The exercise:
Every line that contains "true" counts once; give the total number of such lines, with no other words.

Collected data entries
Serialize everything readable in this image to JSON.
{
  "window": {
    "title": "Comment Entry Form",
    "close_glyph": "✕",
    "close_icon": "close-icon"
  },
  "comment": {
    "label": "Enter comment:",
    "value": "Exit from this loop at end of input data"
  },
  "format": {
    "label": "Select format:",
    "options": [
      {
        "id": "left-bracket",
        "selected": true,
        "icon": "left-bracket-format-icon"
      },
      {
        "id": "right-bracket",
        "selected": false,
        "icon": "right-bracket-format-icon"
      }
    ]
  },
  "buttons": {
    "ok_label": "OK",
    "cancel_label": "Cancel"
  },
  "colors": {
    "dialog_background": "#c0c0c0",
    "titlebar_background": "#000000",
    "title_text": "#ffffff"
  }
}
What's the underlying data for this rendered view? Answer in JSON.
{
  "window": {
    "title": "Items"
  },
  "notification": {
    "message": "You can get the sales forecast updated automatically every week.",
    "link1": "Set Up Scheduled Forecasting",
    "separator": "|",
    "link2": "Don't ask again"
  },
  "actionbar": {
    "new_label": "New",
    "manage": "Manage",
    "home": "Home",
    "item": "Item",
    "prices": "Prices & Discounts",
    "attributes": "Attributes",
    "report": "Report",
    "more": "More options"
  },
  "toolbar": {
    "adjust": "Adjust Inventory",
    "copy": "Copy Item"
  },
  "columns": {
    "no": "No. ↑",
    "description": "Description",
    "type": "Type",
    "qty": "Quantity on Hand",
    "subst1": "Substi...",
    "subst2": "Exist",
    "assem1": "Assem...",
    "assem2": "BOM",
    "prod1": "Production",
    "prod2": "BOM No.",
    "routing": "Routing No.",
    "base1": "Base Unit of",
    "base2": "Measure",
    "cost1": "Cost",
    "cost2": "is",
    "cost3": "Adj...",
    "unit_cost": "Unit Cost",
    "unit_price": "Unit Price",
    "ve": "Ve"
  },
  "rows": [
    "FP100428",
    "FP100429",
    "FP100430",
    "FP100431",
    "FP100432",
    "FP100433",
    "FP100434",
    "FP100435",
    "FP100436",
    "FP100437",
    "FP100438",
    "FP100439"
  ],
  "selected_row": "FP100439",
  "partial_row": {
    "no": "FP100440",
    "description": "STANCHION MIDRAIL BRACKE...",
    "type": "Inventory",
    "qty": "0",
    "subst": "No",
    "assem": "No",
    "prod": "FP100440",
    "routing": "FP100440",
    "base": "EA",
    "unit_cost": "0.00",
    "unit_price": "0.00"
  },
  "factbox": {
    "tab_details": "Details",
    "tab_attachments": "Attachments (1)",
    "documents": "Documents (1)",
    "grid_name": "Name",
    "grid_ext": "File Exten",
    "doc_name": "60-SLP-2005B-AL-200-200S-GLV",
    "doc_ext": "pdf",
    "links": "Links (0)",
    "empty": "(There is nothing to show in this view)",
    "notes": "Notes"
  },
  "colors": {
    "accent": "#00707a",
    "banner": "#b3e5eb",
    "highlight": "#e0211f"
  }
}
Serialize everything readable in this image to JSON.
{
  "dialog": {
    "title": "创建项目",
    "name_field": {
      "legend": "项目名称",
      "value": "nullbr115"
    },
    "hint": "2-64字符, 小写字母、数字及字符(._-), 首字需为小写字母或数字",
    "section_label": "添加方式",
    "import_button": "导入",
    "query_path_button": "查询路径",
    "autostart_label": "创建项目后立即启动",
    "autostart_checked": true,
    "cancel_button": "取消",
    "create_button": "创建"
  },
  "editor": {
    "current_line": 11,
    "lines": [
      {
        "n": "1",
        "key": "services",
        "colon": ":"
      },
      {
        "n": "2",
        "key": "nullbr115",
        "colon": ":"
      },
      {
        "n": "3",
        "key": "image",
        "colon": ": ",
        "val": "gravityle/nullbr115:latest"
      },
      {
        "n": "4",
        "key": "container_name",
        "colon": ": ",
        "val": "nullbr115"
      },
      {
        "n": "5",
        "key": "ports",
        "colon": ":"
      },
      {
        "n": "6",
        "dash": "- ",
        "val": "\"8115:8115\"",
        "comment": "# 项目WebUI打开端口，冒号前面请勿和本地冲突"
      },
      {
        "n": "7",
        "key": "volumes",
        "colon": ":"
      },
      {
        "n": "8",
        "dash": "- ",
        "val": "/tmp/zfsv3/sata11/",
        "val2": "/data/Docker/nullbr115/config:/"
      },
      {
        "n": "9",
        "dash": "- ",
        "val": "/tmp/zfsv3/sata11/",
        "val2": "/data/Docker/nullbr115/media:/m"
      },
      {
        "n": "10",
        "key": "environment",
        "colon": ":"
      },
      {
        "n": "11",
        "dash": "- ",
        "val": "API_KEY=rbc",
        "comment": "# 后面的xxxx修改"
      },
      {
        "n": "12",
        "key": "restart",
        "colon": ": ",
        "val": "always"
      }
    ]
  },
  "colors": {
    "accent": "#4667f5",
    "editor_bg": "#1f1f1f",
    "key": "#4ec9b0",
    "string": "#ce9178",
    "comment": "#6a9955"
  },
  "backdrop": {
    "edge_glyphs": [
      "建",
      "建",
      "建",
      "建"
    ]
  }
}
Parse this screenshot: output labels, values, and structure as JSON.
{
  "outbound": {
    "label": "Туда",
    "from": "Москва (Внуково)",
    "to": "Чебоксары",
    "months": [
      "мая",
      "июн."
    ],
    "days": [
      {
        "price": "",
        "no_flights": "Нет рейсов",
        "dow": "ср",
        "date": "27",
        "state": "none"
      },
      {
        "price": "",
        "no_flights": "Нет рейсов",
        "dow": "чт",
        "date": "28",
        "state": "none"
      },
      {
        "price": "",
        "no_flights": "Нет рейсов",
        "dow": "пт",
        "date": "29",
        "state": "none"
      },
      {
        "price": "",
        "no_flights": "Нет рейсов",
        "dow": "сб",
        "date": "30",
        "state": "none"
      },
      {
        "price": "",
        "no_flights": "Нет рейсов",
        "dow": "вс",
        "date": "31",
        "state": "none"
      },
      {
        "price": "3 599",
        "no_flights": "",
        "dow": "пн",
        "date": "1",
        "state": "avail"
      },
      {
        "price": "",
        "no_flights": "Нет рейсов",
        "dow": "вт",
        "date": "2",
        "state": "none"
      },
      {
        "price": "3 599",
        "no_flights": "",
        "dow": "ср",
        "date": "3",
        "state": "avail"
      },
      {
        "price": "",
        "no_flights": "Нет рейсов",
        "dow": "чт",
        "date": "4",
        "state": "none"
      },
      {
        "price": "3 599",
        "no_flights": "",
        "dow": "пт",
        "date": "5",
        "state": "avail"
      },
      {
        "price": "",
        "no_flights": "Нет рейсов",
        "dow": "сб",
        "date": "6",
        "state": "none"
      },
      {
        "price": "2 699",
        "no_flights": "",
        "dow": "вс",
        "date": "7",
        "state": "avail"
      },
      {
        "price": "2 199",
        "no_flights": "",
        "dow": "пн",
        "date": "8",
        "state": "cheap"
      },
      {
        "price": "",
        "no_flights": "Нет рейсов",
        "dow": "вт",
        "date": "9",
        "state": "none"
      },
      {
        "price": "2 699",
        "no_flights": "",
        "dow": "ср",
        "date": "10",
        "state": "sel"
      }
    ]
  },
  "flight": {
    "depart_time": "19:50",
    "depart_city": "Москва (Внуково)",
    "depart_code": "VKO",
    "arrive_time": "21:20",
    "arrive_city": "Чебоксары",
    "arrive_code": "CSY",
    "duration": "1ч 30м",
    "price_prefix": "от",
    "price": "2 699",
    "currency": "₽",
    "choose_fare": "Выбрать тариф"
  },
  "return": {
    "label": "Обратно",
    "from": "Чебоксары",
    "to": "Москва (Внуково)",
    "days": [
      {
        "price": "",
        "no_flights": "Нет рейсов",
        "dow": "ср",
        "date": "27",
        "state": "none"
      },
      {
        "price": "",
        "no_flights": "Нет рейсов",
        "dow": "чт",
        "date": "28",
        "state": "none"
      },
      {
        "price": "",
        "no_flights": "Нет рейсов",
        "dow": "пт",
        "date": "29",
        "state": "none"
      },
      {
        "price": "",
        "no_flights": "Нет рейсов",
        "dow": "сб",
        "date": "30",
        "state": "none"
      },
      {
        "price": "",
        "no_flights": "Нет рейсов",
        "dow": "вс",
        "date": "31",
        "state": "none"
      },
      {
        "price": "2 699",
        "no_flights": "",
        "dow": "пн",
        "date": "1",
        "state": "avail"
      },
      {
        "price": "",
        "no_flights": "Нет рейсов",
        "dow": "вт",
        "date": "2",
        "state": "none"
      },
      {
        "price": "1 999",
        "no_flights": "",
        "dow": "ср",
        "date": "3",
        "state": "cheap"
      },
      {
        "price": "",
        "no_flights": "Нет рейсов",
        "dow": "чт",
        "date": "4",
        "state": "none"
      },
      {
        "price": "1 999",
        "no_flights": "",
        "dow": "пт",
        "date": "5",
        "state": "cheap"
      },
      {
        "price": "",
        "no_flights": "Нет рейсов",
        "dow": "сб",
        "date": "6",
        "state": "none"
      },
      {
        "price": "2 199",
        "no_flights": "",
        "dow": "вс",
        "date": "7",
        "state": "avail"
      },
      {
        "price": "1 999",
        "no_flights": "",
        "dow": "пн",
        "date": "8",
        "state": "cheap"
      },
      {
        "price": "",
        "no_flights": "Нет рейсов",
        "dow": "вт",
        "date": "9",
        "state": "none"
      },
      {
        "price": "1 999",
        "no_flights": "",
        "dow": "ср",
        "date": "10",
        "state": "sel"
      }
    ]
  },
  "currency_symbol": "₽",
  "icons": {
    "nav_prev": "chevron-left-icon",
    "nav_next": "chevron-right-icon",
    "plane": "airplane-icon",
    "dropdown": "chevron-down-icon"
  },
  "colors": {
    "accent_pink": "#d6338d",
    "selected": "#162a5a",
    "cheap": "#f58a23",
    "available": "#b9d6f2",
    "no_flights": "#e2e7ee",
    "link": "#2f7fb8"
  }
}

Task answer:
2